Aim —
Reproduce every line of the listing below verbatim, keeping each character and the original order.

### Entries shown

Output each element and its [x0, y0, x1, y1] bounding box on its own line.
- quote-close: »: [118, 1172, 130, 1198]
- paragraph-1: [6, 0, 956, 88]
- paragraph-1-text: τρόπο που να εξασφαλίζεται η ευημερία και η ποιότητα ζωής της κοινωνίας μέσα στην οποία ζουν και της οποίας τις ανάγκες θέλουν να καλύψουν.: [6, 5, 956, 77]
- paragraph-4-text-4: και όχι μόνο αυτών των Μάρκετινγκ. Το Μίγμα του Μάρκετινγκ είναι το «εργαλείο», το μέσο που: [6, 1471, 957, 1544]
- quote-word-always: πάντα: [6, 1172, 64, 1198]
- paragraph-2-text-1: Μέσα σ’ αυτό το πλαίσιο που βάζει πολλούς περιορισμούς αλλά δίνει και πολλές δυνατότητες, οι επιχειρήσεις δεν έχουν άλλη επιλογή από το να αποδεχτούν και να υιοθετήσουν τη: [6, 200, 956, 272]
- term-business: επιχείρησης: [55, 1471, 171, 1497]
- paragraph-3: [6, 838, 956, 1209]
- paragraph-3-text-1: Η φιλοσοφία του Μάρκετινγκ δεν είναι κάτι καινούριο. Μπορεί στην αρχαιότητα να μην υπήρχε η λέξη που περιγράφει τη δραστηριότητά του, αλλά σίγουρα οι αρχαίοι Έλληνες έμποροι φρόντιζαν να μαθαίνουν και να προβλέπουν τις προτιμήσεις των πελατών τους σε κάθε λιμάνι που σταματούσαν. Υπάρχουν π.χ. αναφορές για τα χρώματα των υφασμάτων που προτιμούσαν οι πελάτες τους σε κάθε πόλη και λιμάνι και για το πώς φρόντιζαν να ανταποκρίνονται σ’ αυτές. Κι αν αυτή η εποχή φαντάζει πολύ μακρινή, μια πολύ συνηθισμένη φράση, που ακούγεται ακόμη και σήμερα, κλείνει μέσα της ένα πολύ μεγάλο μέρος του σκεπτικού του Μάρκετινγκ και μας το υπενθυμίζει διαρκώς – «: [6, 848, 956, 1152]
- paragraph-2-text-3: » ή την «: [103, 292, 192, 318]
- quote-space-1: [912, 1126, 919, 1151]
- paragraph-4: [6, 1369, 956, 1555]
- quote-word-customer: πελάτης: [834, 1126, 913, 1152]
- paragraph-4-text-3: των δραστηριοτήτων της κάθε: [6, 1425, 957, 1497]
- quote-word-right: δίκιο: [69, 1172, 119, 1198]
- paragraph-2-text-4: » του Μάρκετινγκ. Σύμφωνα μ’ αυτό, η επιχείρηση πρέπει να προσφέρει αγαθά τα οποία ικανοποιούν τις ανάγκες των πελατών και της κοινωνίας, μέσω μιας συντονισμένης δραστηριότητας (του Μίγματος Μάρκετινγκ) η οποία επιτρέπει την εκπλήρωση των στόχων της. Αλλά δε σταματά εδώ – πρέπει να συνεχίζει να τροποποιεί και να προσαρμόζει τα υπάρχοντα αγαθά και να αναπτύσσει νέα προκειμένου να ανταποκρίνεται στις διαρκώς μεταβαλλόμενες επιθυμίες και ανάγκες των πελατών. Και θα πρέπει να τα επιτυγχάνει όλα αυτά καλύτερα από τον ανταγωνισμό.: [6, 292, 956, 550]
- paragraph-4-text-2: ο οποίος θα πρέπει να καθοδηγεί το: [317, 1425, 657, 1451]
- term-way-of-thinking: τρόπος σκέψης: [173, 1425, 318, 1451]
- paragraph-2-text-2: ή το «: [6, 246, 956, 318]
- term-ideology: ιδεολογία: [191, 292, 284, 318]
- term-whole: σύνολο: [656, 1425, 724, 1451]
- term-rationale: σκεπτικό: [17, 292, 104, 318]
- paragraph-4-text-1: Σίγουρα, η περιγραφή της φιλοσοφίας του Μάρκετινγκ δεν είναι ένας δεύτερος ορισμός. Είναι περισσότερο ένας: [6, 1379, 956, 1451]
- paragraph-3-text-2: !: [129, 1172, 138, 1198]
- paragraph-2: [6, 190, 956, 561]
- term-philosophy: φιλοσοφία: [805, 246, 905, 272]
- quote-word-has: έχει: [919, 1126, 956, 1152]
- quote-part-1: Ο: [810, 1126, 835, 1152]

######

The solution —
Output each element and its [x0, y0, x1, y1] bounding box on its own line.
- quote-close: »: [118, 1172, 130, 1198]
- paragraph-1: [6, 0, 956, 88]
- paragraph-1-text: τρόπο που να εξασφαλίζεται η ευημερία και η ποιότητα ζωής της κοινωνίας μέσα στην οποία ζουν και της οποίας τις ανάγκες θέλουν να καλύψουν.: [6, 5, 956, 77]
- paragraph-4-text-4: και όχι μόνο αυτών των Μάρκετινγκ. Το Μίγμα του Μάρκετινγκ είναι το «εργαλείο», το μέσο που: [6, 1471, 957, 1544]
- quote-word-always: πάντα: [6, 1172, 64, 1198]
- paragraph-2-text-1: Μέσα σ’ αυτό το πλαίσιο που βάζει πολλούς περιορισμούς αλλά δίνει και πολλές δυνατότητες, οι επιχειρήσεις δεν έχουν άλλη επιλογή από το να αποδεχτούν και να υιοθετήσουν τη: [6, 200, 956, 272]
- term-business: επιχείρησης: [55, 1471, 171, 1497]
- paragraph-3: [6, 838, 956, 1209]
- paragraph-3-text-1: Η φιλοσοφία του Μάρκετινγκ δεν είναι κάτι καινούριο. Μπορεί στην αρχαιότητα να μην υπήρχε η λέξη που περιγράφει τη δραστηριότητά του, αλλά σίγουρα οι αρχαίοι Έλληνες έμποροι φρόντιζαν να μαθαίνουν και να προβλέπουν τις προτιμήσεις των πελατών τους σε κάθε λιμάνι που σταματούσαν. Υπάρχουν π.χ. αναφορές για τα χρώματα των υφασμάτων που προτιμούσαν οι πελάτες τους σε κάθε πόλη και λιμάνι και για το πώς φρόντιζαν να ανταποκρίνονται σ’ αυτές. Κι αν αυτή η εποχή φαντάζει πολύ μακρινή, μια πολύ συνηθισμένη φράση, που ακούγεται ακόμη και σήμερα, κλείνει μέσα της ένα πολύ μεγάλο μέρος του σκεπτικού του Μάρκετινγκ και μας το υπενθυμίζει διαρκώς – «: [6, 848, 956, 1152]
- paragraph-2-text-3: » ή την «: [103, 292, 192, 318]
- quote-space-1: [912, 1126, 919, 1151]
- paragraph-4: [6, 1369, 956, 1555]
- quote-word-customer: πελάτης: [834, 1126, 913, 1152]
- paragraph-4-text-3: των δραστηριοτήτων της κάθε: [6, 1425, 957, 1497]
- quote-word-right: δίκιο: [69, 1172, 119, 1198]
- paragraph-2-text-4: » του Μάρκετινγκ. Σύμφωνα μ’ αυτό, η επιχείρηση πρέπει να προσφέρει αγαθά τα οποία ικανοποιούν τις ανάγκες των πελατών και της κοινωνίας, μέσω μιας συντονισμένης δραστηριότητας (του Μίγματος Μάρκετινγκ) η οποία επιτρέπει την εκπλήρωση των στόχων της. Αλλά δε σταματά εδώ – πρέπει να συνεχίζει να τροποποιεί και να προσαρμόζει τα υπάρχοντα αγαθά και να αναπτύσσει νέα προκειμένου να ανταποκρίνεται στις διαρκώς μεταβαλλόμενες επιθυμίες και ανάγκες των πελατών. Και θα πρέπει να τα επιτυγχάνει όλα αυτά καλύτερα από τον ανταγωνισμό.: [6, 292, 956, 550]
- paragraph-4-text-2: ο οποίος θα πρέπει να καθοδηγεί το: [317, 1425, 657, 1451]
- term-way-of-thinking: τρόπος σκέψης: [173, 1425, 318, 1451]
- paragraph-2-text-2: ή το «: [6, 246, 956, 318]
- term-ideology: ιδεολογία: [191, 292, 284, 318]
- term-whole: σύνολο: [656, 1425, 724, 1451]
- term-rationale: σκεπτικό: [17, 292, 104, 318]
- paragraph-4-text-1: Σίγουρα, η περιγραφή της φιλοσοφίας του Μάρκετινγκ δεν είναι ένας δεύτερος ορισμός. Είναι περισσότερο ένας: [6, 1379, 956, 1451]
- paragraph-3-text-2: !: [129, 1172, 138, 1198]
- paragraph-2: [6, 190, 956, 561]
- term-philosophy: φιλοσοφία: [805, 246, 905, 272]
- quote-word-has: έχει: [919, 1126, 956, 1152]
- quote-part-1: Ο: [810, 1126, 835, 1152]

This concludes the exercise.